**What to do**
Reproduce all of the data exactly, with no line skipped.

* START Task inputs *

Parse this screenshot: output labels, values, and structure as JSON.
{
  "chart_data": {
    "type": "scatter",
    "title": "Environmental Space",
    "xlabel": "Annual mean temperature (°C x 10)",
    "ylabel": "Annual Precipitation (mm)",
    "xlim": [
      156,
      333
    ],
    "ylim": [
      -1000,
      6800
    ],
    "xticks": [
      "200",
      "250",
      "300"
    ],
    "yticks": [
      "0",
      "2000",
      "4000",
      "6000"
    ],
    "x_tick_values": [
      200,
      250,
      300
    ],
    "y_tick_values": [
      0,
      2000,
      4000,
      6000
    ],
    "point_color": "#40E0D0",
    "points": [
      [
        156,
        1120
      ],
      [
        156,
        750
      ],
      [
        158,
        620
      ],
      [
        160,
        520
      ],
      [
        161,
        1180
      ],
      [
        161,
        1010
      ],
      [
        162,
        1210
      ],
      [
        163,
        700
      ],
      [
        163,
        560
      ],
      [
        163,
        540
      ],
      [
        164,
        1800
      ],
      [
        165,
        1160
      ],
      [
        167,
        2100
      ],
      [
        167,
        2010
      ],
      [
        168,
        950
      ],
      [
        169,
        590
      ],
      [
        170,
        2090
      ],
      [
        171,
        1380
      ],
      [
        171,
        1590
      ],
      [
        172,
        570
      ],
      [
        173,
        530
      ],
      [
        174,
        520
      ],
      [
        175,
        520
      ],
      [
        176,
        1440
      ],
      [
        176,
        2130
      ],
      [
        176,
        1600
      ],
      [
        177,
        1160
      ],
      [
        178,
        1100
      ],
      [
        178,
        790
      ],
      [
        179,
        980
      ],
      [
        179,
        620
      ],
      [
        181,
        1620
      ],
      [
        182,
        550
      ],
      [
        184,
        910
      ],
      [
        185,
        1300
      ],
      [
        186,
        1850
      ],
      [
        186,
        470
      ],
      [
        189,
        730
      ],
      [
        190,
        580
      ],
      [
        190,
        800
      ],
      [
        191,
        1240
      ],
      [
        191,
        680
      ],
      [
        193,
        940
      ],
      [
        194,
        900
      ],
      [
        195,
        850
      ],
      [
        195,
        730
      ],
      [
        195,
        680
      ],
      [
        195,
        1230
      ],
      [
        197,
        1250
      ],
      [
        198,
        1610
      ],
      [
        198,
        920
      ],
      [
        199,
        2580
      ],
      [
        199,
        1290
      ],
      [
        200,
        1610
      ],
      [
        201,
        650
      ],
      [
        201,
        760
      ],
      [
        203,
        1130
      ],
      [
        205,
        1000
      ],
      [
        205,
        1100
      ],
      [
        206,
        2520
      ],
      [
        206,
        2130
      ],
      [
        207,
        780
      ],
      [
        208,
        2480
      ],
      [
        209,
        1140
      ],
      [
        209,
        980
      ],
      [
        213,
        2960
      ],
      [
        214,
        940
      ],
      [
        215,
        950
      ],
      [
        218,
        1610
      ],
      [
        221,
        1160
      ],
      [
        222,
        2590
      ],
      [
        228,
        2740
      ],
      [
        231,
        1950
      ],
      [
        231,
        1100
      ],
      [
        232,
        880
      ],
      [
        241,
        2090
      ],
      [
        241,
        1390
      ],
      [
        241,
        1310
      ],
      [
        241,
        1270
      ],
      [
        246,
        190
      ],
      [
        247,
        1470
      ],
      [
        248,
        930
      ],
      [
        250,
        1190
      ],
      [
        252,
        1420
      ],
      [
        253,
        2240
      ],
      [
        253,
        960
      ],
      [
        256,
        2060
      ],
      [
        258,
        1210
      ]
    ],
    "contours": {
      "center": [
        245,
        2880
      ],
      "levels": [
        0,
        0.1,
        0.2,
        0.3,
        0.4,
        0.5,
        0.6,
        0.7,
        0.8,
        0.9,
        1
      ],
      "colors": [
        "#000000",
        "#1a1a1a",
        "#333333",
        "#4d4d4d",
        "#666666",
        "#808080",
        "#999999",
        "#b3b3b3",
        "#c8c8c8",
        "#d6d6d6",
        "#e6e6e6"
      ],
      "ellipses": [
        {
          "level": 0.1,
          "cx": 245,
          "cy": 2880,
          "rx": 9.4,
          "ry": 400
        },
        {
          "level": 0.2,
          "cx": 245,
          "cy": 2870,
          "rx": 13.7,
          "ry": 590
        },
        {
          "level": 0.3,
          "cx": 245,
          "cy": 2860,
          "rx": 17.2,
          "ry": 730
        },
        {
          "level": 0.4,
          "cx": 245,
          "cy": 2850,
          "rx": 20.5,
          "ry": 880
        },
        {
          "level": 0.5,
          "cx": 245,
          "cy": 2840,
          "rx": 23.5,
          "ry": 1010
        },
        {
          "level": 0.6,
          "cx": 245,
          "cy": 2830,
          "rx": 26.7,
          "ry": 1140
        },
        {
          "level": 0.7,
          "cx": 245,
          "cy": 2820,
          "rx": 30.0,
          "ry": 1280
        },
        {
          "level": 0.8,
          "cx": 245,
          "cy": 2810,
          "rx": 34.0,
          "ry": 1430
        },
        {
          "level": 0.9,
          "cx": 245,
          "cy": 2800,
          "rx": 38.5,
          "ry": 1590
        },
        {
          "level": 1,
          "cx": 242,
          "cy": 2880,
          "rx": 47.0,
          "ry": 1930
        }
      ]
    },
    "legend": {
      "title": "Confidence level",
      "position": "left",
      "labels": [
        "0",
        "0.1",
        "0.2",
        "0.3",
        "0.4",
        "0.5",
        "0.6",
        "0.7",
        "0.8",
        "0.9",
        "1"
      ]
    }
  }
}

* END Task inputs *

**Completed task**
Parse this screenshot: output labels, values, and structure as JSON.
{
  "chart_data": {
    "type": "scatter",
    "title": "Environmental Space",
    "xlabel": "Annual mean temperature (°C x 10)",
    "ylabel": "Annual Precipitation (mm)",
    "xlim": [
      156,
      333
    ],
    "ylim": [
      -1000,
      6800
    ],
    "xticks": [
      "200",
      "250",
      "300"
    ],
    "yticks": [
      "0",
      "2000",
      "4000",
      "6000"
    ],
    "x_tick_values": [
      200,
      250,
      300
    ],
    "y_tick_values": [
      0,
      2000,
      4000,
      6000
    ],
    "point_color": "#40E0D0",
    "points": [
      [
        156,
        1120
      ],
      [
        156,
        750
      ],
      [
        158,
        620
      ],
      [
        160,
        520
      ],
      [
        161,
        1180
      ],
      [
        161,
        1010
      ],
      [
        162,
        1210
      ],
      [
        163,
        700
      ],
      [
        163,
        560
      ],
      [
        163,
        540
      ],
      [
        164,
        1800
      ],
      [
        165,
        1160
      ],
      [
        167,
        2100
      ],
      [
        167,
        2010
      ],
      [
        168,
        950
      ],
      [
        169,
        590
      ],
      [
        170,
        2090
      ],
      [
        171,
        1380
      ],
      [
        171,
        1590
      ],
      [
        172,
        570
      ],
      [
        173,
        530
      ],
      [
        174,
        520
      ],
      [
        175,
        520
      ],
      [
        176,
        1440
      ],
      [
        176,
        2130
      ],
      [
        176,
        1600
      ],
      [
        177,
        1160
      ],
      [
        178,
        1100
      ],
      [
        178,
        790
      ],
      [
        179,
        980
      ],
      [
        179,
        620
      ],
      [
        181,
        1620
      ],
      [
        182,
        550
      ],
      [
        184,
        910
      ],
      [
        185,
        1300
      ],
      [
        186,
        1850
      ],
      [
        186,
        470
      ],
      [
        189,
        730
      ],
      [
        190,
        580
      ],
      [
        190,
        800
      ],
      [
        191,
        1240
      ],
      [
        191,
        680
      ],
      [
        193,
        940
      ],
      [
        194,
        900
      ],
      [
        195,
        850
      ],
      [
        195,
        730
      ],
      [
        195,
        680
      ],
      [
        195,
        1230
      ],
      [
        197,
        1250
      ],
      [
        198,
        1610
      ],
      [
        198,
        920
      ],
      [
        199,
        2580
      ],
      [
        199,
        1290
      ],
      [
        200,
        1610
      ],
      [
        201,
        650
      ],
      [
        201,
        760
      ],
      [
        203,
        1130
      ],
      [
        205,
        1000
      ],
      [
        205,
        1100
      ],
      [
        206,
        2520
      ],
      [
        206,
        2130
      ],
      [
        207,
        780
      ],
      [
        208,
        2480
      ],
      [
        209,
        1140
      ],
      [
        209,
        980
      ],
      [
        213,
        2960
      ],
      [
        214,
        940
      ],
      [
        215,
        950
      ],
      [
        218,
        1610
      ],
      [
        221,
        1160
      ],
      [
        222,
        2590
      ],
      [
        228,
        2740
      ],
      [
        231,
        1950
      ],
      [
        231,
        1100
      ],
      [
        232,
        880
      ],
      [
        241,
        2090
      ],
      [
        241,
        1390
      ],
      [
        241,
        1310
      ],
      [
        241,
        1270
      ],
      [
        246,
        190
      ],
      [
        247,
        1470
      ],
      [
        248,
        930
      ],
      [
        250,
        1190
      ],
      [
        252,
        1420
      ],
      [
        253,
        2240
      ],
      [
        253,
        960
      ],
      [
        256,
        2060
      ],
      [
        258,
        1210
      ]
    ],
    "contours": {
      "center": [
        245,
        2880
      ],
      "levels": [
        0,
        0.1,
        0.2,
        0.3,
        0.4,
        0.5,
        0.6,
        0.7,
        0.8,
        0.9,
        1
      ],
      "colors": [
        "#000000",
        "#1a1a1a",
        "#333333",
        "#4d4d4d",
        "#666666",
        "#808080",
        "#999999",
        "#b3b3b3",
        "#c8c8c8",
        "#d6d6d6",
        "#e6e6e6"
      ],
      "ellipses": [
        {
          "level": 0.1,
          "cx": 245,
          "cy": 2880,
          "rx": 9.4,
          "ry": 400
        },
        {
          "level": 0.2,
          "cx": 245,
          "cy": 2870,
          "rx": 13.7,
          "ry": 590
        },
        {
          "level": 0.3,
          "cx": 245,
          "cy": 2860,
          "rx": 17.2,
          "ry": 730
        },
        {
          "level": 0.4,
          "cx": 245,
          "cy": 2850,
          "rx": 20.5,
          "ry": 880
        },
        {
          "level": 0.5,
          "cx": 245,
          "cy": 2840,
          "rx": 23.5,
          "ry": 1010
        },
        {
          "level": 0.6,
          "cx": 245,
          "cy": 2830,
          "rx": 26.7,
          "ry": 1140
        },
        {
          "level": 0.7,
          "cx": 245,
          "cy": 2820,
          "rx": 30.0,
          "ry": 1280
        },
        {
          "level": 0.8,
          "cx": 245,
          "cy": 2810,
          "rx": 34.0,
          "ry": 1430
        },
        {
          "level": 0.9,
          "cx": 245,
          "cy": 2800,
          "rx": 38.5,
          "ry": 1590
        },
        {
          "level": 1,
          "cx": 242,
          "cy": 2880,
          "rx": 47.0,
          "ry": 1930
        }
      ]
    },
    "legend": {
      "title": "Confidence level",
      "position": "left",
      "labels": [
        "0",
        "0.1",
        "0.2",
        "0.3",
        "0.4",
        "0.5",
        "0.6",
        "0.7",
        "0.8",
        "0.9",
        "1"
      ]
    }
  }
}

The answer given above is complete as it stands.